Task statement :: Please put the material, starting at its first line and ending at the line that contains "The display panel 360 is at (796, 435).", into a JSON list of strings with one string per line, leaving out blank lines.

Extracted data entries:
========

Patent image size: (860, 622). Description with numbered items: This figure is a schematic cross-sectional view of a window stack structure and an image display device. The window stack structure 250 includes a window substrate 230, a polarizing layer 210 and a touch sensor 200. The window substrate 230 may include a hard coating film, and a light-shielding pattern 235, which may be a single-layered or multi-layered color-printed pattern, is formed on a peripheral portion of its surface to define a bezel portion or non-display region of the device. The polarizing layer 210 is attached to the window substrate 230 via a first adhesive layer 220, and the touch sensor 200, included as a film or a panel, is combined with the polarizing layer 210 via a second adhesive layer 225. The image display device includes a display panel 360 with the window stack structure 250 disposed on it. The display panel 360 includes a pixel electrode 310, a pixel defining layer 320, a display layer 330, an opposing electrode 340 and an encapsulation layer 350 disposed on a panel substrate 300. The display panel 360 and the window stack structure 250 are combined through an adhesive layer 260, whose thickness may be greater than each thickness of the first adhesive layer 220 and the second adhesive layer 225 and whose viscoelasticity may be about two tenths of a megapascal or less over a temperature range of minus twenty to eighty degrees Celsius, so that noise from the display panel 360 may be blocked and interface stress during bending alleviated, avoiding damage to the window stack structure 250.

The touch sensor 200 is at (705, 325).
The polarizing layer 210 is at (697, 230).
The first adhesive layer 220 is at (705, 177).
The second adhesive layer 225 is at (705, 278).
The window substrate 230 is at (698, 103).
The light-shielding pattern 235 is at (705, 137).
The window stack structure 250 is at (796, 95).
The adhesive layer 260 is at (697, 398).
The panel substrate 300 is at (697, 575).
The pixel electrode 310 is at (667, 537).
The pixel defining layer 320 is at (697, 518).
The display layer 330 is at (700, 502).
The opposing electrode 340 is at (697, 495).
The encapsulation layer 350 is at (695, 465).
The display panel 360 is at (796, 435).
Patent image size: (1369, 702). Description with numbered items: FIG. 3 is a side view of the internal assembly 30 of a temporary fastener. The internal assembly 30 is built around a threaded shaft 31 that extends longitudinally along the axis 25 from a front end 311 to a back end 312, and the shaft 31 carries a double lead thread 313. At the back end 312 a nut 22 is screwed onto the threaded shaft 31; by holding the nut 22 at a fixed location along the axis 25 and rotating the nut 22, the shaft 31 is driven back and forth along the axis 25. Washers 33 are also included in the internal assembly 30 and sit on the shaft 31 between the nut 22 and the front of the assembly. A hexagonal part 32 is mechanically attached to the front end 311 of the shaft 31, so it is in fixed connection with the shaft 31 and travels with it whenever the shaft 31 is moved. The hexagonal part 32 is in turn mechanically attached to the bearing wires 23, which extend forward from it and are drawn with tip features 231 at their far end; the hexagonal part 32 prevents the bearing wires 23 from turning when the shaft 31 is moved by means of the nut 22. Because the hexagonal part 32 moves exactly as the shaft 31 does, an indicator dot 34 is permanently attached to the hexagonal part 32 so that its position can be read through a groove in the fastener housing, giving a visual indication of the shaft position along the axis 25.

========

Response ::
[
  "Patent image size: (860, 622). Description with numbered items: This figure is a schematic cross-sectional view of a window stack structure and an image display device. The window stack structure 250 includes a window substrate 230, a polarizing layer 210 and a touch sensor 200. The window substrate 230 may include a hard coating film, and a light-shielding pattern 235, which may be a single-layered or multi-layered color-printed pattern, is formed on a peripheral portion of its surface to define a bezel portion or non-display region of the device. The polarizing layer 210 is attached to the window substrate 230 via a first adhesive layer 220, and the touch sensor 200, included as a film or a panel, is combined with the polarizing layer 210 via a second adhesive layer 225. The image display device includes a display panel 360 with the window stack structure 250 disposed on it. The display panel 360 includes a pixel electrode 310, a pixel defining layer 320, a display layer 330, an opposing electrode 340 and an encapsulation layer 350 disposed on a panel substrate 300. The display panel 360 and the window stack structure 250 are combined through an adhesive layer 260, whose thickness may be greater than each thickness of the first adhesive layer 220 and the second adhesive layer 225 and whose viscoelasticity may be about two tenths of a megapascal or less over a temperature range of minus twenty to eighty degrees Celsius, so that noise from the display panel 360 may be blocked and interface stress during bending alleviated, avoiding damage to the window stack structure 250.",
  "The touch sensor 200 is at (705, 325).",
  "The polarizing layer 210 is at (697, 230).",
  "The first adhesive layer 220 is at (705, 177).",
  "The second adhesive layer 225 is at (705, 278).",
  "The window substrate 230 is at (698, 103).",
  "The light-shielding pattern 235 is at (705, 137).",
  "The window stack structure 250 is at (796, 95).",
  "The adhesive layer 260 is at (697, 398).",
  "The panel substrate 300 is at (697, 575).",
  "The pixel electrode 310 is at (667, 537).",
  "The pixel defining layer 320 is at (697, 518).",
  "The display layer 330 is at (700, 502).",
  "The opposing electrode 340 is at (697, 495).",
  "The encapsulation layer 350 is at (695, 465).",
  "The display panel 360 is at (796, 435)."
]